>> start Data to process

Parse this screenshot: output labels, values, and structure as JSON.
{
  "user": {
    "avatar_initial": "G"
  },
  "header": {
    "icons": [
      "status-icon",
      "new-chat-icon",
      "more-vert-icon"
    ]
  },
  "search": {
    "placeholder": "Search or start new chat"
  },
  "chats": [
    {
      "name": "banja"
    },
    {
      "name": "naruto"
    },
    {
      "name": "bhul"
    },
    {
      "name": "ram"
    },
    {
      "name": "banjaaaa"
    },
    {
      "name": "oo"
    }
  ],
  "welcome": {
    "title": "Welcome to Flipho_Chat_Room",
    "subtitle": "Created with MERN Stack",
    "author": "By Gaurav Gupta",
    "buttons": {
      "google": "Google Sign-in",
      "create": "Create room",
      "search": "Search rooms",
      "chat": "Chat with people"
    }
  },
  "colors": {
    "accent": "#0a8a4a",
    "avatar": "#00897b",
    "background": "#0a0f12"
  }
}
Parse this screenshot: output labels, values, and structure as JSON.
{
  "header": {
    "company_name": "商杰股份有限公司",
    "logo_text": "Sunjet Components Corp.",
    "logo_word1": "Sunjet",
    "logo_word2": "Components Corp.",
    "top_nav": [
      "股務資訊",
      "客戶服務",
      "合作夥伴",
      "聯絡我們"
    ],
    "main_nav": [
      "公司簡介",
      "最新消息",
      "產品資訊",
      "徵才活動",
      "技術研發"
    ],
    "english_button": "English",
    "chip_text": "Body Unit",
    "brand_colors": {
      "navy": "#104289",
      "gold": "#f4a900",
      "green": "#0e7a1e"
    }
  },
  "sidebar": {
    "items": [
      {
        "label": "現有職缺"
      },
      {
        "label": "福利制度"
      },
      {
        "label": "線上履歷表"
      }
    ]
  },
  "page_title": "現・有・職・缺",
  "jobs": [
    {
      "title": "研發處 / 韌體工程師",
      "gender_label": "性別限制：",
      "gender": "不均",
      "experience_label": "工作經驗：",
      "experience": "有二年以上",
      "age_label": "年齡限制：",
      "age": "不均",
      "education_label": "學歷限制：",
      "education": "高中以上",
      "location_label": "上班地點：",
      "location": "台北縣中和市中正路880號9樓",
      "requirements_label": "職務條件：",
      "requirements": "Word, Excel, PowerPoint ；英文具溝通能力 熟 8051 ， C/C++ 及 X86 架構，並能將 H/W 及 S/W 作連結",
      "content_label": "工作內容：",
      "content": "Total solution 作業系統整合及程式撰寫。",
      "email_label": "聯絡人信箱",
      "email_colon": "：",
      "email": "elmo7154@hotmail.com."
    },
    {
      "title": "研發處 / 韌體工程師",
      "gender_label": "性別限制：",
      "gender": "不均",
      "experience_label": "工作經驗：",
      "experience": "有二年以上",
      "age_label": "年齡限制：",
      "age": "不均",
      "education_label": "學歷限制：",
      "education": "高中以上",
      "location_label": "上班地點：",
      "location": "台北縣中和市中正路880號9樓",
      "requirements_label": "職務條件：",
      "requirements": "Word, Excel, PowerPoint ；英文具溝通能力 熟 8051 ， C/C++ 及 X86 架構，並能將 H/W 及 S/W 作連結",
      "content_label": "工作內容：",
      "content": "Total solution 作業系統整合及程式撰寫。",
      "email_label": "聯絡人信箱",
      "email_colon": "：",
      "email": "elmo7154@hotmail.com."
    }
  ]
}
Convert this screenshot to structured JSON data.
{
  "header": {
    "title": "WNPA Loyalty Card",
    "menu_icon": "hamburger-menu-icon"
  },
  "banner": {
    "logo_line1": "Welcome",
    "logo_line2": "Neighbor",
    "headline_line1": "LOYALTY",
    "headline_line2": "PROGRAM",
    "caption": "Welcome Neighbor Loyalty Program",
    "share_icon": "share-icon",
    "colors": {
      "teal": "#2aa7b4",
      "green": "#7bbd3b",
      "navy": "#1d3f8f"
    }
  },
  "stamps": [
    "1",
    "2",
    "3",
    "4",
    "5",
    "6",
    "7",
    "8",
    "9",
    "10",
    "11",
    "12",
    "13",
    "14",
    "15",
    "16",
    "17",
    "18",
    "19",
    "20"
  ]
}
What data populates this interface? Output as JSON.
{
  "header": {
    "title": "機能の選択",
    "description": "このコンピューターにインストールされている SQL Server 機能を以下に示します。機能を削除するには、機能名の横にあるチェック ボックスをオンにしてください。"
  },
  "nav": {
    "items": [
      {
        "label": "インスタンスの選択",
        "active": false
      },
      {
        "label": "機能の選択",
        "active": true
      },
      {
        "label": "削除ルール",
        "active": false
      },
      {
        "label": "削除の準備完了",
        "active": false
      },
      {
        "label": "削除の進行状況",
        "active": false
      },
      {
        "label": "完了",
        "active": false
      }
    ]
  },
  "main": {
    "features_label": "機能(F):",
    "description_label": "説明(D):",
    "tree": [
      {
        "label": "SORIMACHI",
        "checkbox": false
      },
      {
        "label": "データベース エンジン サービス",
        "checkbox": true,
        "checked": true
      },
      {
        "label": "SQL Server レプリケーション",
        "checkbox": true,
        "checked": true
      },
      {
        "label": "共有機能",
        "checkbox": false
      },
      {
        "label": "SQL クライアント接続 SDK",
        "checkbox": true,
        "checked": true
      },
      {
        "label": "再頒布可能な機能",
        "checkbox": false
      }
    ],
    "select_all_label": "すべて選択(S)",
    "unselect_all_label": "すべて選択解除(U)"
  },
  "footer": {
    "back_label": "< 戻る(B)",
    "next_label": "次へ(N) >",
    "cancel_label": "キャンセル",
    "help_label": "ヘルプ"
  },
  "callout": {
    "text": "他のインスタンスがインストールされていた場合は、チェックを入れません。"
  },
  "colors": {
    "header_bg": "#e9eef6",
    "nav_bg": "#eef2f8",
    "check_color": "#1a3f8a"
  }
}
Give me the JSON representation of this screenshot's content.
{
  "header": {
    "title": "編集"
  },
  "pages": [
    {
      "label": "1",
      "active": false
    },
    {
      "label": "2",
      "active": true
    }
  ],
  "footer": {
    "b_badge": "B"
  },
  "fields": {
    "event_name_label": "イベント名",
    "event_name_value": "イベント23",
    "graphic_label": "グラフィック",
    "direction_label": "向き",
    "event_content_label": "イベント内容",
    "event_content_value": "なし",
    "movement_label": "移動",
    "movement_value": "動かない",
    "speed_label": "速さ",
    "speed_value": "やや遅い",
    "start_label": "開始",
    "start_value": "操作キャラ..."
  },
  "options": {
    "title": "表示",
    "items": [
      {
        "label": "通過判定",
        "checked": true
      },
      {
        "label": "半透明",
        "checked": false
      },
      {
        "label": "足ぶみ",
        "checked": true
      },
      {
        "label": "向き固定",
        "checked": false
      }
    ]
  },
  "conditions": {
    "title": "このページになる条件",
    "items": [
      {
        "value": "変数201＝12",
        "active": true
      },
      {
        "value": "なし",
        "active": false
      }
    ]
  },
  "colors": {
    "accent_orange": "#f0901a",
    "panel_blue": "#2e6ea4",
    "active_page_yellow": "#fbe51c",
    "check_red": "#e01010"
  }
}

>> end Data to process

What is required:
Using the data above, reproduce every line exactly.

Output for this task:
Parse this screenshot: output labels, values, and structure as JSON.
{
  "user": {
    "avatar_initial": "G"
  },
  "header": {
    "icons": [
      "status-icon",
      "new-chat-icon",
      "more-vert-icon"
    ]
  },
  "search": {
    "placeholder": "Search or start new chat"
  },
  "chats": [
    {
      "name": "banja"
    },
    {
      "name": "naruto"
    },
    {
      "name": "bhul"
    },
    {
      "name": "ram"
    },
    {
      "name": "banjaaaa"
    },
    {
      "name": "oo"
    }
  ],
  "welcome": {
    "title": "Welcome to Flipho_Chat_Room",
    "subtitle": "Created with MERN Stack",
    "author": "By Gaurav Gupta",
    "buttons": {
      "google": "Google Sign-in",
      "create": "Create room",
      "search": "Search rooms",
      "chat": "Chat with people"
    }
  },
  "colors": {
    "accent": "#0a8a4a",
    "avatar": "#00897b",
    "background": "#0a0f12"
  }
}
Parse this screenshot: output labels, values, and structure as JSON.
{
  "header": {
    "company_name": "商杰股份有限公司",
    "logo_text": "Sunjet Components Corp.",
    "logo_word1": "Sunjet",
    "logo_word2": "Components Corp.",
    "top_nav": [
      "股務資訊",
      "客戶服務",
      "合作夥伴",
      "聯絡我們"
    ],
    "main_nav": [
      "公司簡介",
      "最新消息",
      "產品資訊",
      "徵才活動",
      "技術研發"
    ],
    "english_button": "English",
    "chip_text": "Body Unit",
    "brand_colors": {
      "navy": "#104289",
      "gold": "#f4a900",
      "green": "#0e7a1e"
    }
  },
  "sidebar": {
    "items": [
      {
        "label": "現有職缺"
      },
      {
        "label": "福利制度"
      },
      {
        "label": "線上履歷表"
      }
    ]
  },
  "page_title": "現・有・職・缺",
  "jobs": [
    {
      "title": "研發處 / 韌體工程師",
      "gender_label": "性別限制：",
      "gender": "不均",
      "experience_label": "工作經驗：",
      "experience": "有二年以上",
      "age_label": "年齡限制：",
      "age": "不均",
      "education_label": "學歷限制：",
      "education": "高中以上",
      "location_label": "上班地點：",
      "location": "台北縣中和市中正路880號9樓",
      "requirements_label": "職務條件：",
      "requirements": "Word, Excel, PowerPoint ；英文具溝通能力 熟 8051 ， C/C++ 及 X86 架構，並能將 H/W 及 S/W 作連結",
      "content_label": "工作內容：",
      "content": "Total solution 作業系統整合及程式撰寫。",
      "email_label": "聯絡人信箱",
      "email_colon": "：",
      "email": "elmo7154@hotmail.com."
    },
    {
      "title": "研發處 / 韌體工程師",
      "gender_label": "性別限制：",
      "gender": "不均",
      "experience_label": "工作經驗：",
      "experience": "有二年以上",
      "age_label": "年齡限制：",
      "age": "不均",
      "education_label": "學歷限制：",
      "education": "高中以上",
      "location_label": "上班地點：",
      "location": "台北縣中和市中正路880號9樓",
      "requirements_label": "職務條件：",
      "requirements": "Word, Excel, PowerPoint ；英文具溝通能力 熟 8051 ， C/C++ 及 X86 架構，並能將 H/W 及 S/W 作連結",
      "content_label": "工作內容：",
      "content": "Total solution 作業系統整合及程式撰寫。",
      "email_label": "聯絡人信箱",
      "email_colon": "：",
      "email": "elmo7154@hotmail.com."
    }
  ]
}
Convert this screenshot to structured JSON data.
{
  "header": {
    "title": "WNPA Loyalty Card",
    "menu_icon": "hamburger-menu-icon"
  },
  "banner": {
    "logo_line1": "Welcome",
    "logo_line2": "Neighbor",
    "headline_line1": "LOYALTY",
    "headline_line2": "PROGRAM",
    "caption": "Welcome Neighbor Loyalty Program",
    "share_icon": "share-icon",
    "colors": {
      "teal": "#2aa7b4",
      "green": "#7bbd3b",
      "navy": "#1d3f8f"
    }
  },
  "stamps": [
    "1",
    "2",
    "3",
    "4",
    "5",
    "6",
    "7",
    "8",
    "9",
    "10",
    "11",
    "12",
    "13",
    "14",
    "15",
    "16",
    "17",
    "18",
    "19",
    "20"
  ]
}
What data populates this interface? Output as JSON.
{
  "header": {
    "title": "機能の選択",
    "description": "このコンピューターにインストールされている SQL Server 機能を以下に示します。機能を削除するには、機能名の横にあるチェック ボックスをオンにしてください。"
  },
  "nav": {
    "items": [
      {
        "label": "インスタンスの選択",
        "active": false
      },
      {
        "label": "機能の選択",
        "active": true
      },
      {
        "label": "削除ルール",
        "active": false
      },
      {
        "label": "削除の準備完了",
        "active": false
      },
      {
        "label": "削除の進行状況",
        "active": false
      },
      {
        "label": "完了",
        "active": false
      }
    ]
  },
  "main": {
    "features_label": "機能(F):",
    "description_label": "説明(D):",
    "tree": [
      {
        "label": "SORIMACHI",
        "checkbox": false
      },
      {
        "label": "データベース エンジン サービス",
        "checkbox": true,
        "checked": true
      },
      {
        "label": "SQL Server レプリケーション",
        "checkbox": true,
        "checked": true
      },
      {
        "label": "共有機能",
        "checkbox": false
      },
      {
        "label": "SQL クライアント接続 SDK",
        "checkbox": true,
        "checked": true
      },
      {
        "label": "再頒布可能な機能",
        "checkbox": false
      }
    ],
    "select_all_label": "すべて選択(S)",
    "unselect_all_label": "すべて選択解除(U)"
  },
  "footer": {
    "back_label": "< 戻る(B)",
    "next_label": "次へ(N) >",
    "cancel_label": "キャンセル",
    "help_label": "ヘルプ"
  },
  "callout": {
    "text": "他のインスタンスがインストールされていた場合は、チェックを入れません。"
  },
  "colors": {
    "header_bg": "#e9eef6",
    "nav_bg": "#eef2f8",
    "check_color": "#1a3f8a"
  }
}
Give me the JSON representation of this screenshot's content.
{
  "header": {
    "title": "編集"
  },
  "pages": [
    {
      "label": "1",
      "active": false
    },
    {
      "label": "2",
      "active": true
    }
  ],
  "footer": {
    "b_badge": "B"
  },
  "fields": {
    "event_name_label": "イベント名",
    "event_name_value": "イベント23",
    "graphic_label": "グラフィック",
    "direction_label": "向き",
    "event_content_label": "イベント内容",
    "event_content_value": "なし",
    "movement_label": "移動",
    "movement_value": "動かない",
    "speed_label": "速さ",
    "speed_value": "やや遅い",
    "start_label": "開始",
    "start_value": "操作キャラ..."
  },
  "options": {
    "title": "表示",
    "items": [
      {
        "label": "通過判定",
        "checked": true
      },
      {
        "label": "半透明",
        "checked": false
      },
      {
        "label": "足ぶみ",
        "checked": true
      },
      {
        "label": "向き固定",
        "checked": false
      }
    ]
  },
  "conditions": {
    "title": "このページになる条件",
    "items": [
      {
        "value": "変数201＝12",
        "active": true
      },
      {
        "value": "なし",
        "active": false
      }
    ]
  },
  "colors": {
    "accent_orange": "#f0901a",
    "panel_blue": "#2e6ea4",
    "active_page_yellow": "#fbe51c",
    "check_red": "#e01010"
  }
}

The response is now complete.